### Exercise details
Find every line below that contains the word "frac" and copy it out.

Data records:
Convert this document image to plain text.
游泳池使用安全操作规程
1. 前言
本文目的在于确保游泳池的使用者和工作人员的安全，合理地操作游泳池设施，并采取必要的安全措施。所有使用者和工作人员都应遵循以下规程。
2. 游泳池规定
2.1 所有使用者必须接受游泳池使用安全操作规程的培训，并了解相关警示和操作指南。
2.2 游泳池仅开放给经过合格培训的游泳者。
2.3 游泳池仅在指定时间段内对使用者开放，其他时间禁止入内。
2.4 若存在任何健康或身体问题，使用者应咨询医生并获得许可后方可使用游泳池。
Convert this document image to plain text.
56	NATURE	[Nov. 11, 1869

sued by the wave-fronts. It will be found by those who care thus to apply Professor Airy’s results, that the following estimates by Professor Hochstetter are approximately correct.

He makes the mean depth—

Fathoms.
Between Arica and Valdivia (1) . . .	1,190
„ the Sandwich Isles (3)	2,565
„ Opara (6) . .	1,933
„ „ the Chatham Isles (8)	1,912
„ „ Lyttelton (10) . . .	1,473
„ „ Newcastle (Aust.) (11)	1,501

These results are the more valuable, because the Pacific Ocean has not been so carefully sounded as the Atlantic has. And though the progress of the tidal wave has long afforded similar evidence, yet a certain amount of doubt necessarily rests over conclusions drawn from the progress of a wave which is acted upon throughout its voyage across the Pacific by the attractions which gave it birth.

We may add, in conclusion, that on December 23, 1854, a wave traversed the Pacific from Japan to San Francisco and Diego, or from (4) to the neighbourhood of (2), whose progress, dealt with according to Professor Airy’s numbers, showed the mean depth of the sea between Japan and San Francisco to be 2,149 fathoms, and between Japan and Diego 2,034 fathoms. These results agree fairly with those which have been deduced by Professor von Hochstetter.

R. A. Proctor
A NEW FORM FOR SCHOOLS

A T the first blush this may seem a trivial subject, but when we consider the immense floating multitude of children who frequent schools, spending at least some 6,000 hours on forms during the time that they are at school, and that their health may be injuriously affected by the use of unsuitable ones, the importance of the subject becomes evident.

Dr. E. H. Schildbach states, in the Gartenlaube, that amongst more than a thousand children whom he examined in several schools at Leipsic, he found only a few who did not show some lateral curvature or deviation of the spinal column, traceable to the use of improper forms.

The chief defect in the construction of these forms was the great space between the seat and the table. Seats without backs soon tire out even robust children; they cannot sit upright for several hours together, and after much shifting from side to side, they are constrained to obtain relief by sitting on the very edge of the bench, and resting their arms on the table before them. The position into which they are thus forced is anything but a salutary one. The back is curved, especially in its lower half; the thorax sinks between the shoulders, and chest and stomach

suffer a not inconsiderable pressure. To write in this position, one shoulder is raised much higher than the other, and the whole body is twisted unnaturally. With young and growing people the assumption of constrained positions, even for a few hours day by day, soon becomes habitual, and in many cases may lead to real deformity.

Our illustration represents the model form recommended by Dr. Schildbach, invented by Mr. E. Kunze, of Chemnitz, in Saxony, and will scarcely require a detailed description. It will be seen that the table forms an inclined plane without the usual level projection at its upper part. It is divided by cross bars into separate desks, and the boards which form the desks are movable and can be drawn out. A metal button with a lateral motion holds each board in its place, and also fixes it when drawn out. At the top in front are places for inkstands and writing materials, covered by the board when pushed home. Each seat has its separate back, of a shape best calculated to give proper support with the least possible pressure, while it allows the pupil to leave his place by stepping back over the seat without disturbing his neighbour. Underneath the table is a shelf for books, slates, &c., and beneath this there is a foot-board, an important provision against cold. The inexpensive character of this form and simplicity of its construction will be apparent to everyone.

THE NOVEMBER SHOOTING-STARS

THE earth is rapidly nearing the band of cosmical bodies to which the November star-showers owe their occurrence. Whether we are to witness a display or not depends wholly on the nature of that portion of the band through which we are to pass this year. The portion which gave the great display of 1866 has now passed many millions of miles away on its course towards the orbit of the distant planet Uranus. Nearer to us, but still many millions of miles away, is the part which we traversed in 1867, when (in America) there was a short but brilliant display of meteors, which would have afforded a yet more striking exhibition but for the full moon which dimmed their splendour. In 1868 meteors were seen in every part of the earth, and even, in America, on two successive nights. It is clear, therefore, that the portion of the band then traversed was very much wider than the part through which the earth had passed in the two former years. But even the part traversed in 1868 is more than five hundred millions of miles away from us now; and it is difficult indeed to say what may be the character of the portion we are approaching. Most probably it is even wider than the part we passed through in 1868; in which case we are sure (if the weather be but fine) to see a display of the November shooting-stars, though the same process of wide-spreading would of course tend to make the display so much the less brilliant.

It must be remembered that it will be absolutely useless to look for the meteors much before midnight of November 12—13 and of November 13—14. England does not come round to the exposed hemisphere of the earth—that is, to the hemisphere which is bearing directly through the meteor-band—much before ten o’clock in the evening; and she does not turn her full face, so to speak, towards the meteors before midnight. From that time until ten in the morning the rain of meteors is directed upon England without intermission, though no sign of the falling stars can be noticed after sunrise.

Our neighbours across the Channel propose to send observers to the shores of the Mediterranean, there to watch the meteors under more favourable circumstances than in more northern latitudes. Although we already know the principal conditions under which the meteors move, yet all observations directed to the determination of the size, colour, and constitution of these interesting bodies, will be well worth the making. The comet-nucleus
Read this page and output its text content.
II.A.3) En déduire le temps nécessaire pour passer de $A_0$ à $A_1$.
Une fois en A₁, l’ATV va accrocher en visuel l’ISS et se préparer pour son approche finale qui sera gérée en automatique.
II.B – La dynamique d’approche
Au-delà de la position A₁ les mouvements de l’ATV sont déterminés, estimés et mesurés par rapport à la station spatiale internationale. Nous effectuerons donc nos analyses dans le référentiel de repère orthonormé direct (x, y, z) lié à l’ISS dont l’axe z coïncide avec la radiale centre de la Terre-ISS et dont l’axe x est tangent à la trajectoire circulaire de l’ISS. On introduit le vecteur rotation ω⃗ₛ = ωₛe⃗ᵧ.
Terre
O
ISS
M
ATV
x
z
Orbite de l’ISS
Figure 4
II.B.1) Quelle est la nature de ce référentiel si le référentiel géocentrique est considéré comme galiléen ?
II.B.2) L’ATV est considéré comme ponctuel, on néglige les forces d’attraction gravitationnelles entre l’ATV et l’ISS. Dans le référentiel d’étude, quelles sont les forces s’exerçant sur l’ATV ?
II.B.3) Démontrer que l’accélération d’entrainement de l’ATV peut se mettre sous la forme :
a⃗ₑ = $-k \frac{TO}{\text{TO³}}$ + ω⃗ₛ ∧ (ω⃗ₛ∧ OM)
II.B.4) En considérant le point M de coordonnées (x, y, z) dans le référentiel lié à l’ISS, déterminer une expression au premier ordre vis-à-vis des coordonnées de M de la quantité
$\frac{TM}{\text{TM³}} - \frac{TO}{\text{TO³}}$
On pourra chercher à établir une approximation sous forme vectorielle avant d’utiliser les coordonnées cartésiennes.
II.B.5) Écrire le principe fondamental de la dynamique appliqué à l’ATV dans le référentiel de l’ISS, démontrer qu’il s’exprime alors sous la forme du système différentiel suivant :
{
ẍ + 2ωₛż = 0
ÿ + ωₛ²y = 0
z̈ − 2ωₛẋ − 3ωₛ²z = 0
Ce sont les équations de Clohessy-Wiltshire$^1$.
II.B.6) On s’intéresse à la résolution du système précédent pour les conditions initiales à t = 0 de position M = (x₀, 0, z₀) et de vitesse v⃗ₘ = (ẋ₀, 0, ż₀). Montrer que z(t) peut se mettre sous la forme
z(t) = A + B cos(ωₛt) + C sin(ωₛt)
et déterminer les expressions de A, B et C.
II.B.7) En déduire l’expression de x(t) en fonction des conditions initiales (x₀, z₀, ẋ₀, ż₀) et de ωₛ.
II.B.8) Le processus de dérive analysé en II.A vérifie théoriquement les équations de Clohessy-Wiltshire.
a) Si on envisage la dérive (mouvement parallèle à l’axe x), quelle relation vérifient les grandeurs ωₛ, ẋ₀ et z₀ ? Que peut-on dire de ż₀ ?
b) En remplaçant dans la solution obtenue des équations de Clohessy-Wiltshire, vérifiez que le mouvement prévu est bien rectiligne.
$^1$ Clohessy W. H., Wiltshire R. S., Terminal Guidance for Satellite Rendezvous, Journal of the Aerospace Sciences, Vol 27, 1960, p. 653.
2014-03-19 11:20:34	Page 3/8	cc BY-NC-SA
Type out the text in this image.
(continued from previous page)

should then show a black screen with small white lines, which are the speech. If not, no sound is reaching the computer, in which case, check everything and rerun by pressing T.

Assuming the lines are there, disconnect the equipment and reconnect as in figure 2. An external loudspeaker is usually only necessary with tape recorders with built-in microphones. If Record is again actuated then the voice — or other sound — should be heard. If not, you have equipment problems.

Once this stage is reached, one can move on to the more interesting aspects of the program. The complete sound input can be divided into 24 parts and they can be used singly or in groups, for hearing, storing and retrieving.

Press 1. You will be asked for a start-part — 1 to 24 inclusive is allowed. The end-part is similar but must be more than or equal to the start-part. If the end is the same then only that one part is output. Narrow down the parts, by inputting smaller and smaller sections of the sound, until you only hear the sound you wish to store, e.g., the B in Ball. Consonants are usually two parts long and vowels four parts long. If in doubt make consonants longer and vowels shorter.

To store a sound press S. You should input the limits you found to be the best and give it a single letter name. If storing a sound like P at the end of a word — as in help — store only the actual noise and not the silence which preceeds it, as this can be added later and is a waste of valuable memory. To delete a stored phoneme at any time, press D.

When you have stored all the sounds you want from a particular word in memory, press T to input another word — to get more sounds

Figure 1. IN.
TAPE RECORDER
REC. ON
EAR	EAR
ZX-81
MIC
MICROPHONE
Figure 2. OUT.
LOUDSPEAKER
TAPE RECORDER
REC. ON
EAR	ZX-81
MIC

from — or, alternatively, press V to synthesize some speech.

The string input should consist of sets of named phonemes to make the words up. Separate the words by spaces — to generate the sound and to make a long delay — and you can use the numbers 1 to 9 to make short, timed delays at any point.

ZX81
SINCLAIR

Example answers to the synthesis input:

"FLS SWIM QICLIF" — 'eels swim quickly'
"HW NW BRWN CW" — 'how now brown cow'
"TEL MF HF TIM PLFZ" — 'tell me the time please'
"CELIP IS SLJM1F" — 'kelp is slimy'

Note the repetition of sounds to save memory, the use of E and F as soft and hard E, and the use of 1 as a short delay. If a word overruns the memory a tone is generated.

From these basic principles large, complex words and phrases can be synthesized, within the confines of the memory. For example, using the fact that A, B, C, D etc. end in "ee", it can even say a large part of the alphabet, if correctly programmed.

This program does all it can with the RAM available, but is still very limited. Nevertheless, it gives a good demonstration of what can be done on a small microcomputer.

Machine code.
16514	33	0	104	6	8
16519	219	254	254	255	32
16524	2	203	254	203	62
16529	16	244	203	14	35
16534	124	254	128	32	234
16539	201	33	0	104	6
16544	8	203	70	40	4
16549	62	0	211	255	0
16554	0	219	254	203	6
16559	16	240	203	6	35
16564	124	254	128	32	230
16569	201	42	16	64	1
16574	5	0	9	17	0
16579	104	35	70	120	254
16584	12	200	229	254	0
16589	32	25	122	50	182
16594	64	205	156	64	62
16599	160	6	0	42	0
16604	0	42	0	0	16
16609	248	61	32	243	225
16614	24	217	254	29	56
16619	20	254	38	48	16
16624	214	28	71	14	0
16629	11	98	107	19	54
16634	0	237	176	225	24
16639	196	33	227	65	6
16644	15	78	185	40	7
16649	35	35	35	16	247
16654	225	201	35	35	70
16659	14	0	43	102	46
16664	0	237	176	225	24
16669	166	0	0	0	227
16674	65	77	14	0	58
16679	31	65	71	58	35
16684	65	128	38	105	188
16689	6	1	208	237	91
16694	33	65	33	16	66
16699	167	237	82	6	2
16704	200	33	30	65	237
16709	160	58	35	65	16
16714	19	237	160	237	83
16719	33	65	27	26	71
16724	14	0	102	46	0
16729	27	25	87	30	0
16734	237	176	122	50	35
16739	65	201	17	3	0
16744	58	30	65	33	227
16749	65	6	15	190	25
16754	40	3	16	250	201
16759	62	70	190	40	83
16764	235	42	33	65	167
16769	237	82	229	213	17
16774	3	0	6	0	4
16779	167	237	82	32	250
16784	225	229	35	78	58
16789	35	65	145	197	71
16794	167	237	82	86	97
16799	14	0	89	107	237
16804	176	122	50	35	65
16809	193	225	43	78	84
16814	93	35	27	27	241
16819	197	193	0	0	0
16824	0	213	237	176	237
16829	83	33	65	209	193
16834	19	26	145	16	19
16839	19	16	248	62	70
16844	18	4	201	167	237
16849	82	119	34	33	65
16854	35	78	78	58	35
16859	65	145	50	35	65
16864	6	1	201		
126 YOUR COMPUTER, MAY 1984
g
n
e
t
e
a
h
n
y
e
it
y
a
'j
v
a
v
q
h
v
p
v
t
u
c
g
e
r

### Answer to this exercise
a⃗ₑ = $-k \frac{TO}{\text{TO³}}$ + ω⃗ₛ ∧ (ω⃗ₛ∧ OM)
$\frac{TM}{\text{TM³}} - \frac{TO}{\text{TO³}}$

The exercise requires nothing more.